** Task details **
Determine how many lines in the data below contain "jockey" and write only that number.

** Dataset rows **
###

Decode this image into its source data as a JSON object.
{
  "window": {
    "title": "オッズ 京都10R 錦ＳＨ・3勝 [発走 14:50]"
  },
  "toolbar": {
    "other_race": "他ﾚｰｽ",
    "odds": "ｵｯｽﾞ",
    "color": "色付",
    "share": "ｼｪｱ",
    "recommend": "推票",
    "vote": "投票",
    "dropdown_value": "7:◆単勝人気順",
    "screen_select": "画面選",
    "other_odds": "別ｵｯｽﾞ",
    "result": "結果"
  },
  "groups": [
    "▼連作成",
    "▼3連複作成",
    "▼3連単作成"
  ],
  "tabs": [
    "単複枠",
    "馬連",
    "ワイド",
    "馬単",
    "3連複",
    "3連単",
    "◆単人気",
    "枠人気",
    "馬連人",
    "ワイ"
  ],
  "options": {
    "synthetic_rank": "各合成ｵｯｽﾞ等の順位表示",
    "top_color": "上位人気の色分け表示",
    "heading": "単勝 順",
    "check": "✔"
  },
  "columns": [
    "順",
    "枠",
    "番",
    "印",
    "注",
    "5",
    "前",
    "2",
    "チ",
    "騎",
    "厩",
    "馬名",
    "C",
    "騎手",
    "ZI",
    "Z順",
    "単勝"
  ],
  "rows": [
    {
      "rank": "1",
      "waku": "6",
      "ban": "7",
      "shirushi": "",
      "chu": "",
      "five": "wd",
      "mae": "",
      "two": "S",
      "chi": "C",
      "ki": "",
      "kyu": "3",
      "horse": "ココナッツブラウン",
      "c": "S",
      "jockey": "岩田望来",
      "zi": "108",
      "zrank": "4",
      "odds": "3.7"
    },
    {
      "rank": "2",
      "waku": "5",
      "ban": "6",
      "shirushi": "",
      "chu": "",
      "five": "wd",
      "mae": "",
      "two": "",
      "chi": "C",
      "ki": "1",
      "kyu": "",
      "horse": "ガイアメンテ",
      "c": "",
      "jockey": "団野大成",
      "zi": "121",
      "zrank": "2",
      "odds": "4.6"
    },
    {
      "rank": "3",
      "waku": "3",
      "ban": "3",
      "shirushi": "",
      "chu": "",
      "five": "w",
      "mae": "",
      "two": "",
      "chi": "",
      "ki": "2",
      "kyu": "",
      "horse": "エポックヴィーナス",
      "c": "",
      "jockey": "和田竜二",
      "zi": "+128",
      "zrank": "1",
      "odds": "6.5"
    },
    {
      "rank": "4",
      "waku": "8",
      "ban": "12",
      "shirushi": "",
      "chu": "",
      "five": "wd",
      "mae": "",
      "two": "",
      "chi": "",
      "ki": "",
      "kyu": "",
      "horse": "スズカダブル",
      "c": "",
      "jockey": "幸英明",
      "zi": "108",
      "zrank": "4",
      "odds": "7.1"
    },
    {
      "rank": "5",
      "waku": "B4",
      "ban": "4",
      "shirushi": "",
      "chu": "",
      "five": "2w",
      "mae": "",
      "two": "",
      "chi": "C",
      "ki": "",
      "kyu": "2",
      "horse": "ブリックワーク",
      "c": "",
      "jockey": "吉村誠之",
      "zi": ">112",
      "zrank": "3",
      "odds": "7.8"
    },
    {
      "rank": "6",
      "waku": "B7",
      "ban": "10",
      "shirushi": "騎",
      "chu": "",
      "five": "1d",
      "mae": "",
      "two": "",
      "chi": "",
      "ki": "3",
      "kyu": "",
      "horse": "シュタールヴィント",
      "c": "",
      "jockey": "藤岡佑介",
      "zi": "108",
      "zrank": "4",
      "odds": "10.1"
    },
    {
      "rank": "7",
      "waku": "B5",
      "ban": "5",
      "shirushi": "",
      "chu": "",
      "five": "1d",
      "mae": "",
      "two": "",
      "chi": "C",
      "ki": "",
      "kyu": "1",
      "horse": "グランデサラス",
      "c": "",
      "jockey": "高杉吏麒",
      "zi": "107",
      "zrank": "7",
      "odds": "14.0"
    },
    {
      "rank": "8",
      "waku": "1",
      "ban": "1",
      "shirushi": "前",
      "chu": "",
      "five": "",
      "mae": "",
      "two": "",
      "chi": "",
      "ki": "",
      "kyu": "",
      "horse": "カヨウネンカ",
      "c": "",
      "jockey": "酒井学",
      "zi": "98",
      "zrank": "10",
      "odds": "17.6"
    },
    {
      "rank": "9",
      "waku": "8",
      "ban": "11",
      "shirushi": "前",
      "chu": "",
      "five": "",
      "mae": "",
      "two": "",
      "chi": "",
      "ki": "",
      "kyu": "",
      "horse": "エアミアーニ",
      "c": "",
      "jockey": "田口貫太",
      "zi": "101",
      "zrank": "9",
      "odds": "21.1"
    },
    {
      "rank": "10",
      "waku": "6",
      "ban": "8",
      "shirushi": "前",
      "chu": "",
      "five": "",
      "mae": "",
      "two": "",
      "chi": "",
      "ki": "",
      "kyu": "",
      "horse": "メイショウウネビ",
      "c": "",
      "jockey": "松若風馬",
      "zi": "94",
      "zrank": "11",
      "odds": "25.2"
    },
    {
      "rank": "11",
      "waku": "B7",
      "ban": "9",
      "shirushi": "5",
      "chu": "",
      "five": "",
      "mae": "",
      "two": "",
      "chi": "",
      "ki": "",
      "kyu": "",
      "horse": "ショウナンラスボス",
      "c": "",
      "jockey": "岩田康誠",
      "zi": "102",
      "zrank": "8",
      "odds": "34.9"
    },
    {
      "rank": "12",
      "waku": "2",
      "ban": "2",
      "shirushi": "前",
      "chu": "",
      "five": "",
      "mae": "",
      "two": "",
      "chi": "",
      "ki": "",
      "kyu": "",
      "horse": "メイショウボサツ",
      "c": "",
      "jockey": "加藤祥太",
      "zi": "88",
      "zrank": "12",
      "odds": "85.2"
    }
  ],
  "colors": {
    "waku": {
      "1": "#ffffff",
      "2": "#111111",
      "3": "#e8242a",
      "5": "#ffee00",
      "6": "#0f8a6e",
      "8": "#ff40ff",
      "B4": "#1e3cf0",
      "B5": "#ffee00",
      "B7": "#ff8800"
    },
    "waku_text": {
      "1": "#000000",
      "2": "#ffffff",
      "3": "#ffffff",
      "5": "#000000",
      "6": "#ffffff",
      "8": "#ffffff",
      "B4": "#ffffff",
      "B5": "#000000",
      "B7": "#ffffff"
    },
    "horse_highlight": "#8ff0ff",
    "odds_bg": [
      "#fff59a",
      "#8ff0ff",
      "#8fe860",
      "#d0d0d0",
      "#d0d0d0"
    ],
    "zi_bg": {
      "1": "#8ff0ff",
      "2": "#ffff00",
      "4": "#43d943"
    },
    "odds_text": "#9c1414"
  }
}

###

** Final answer **
12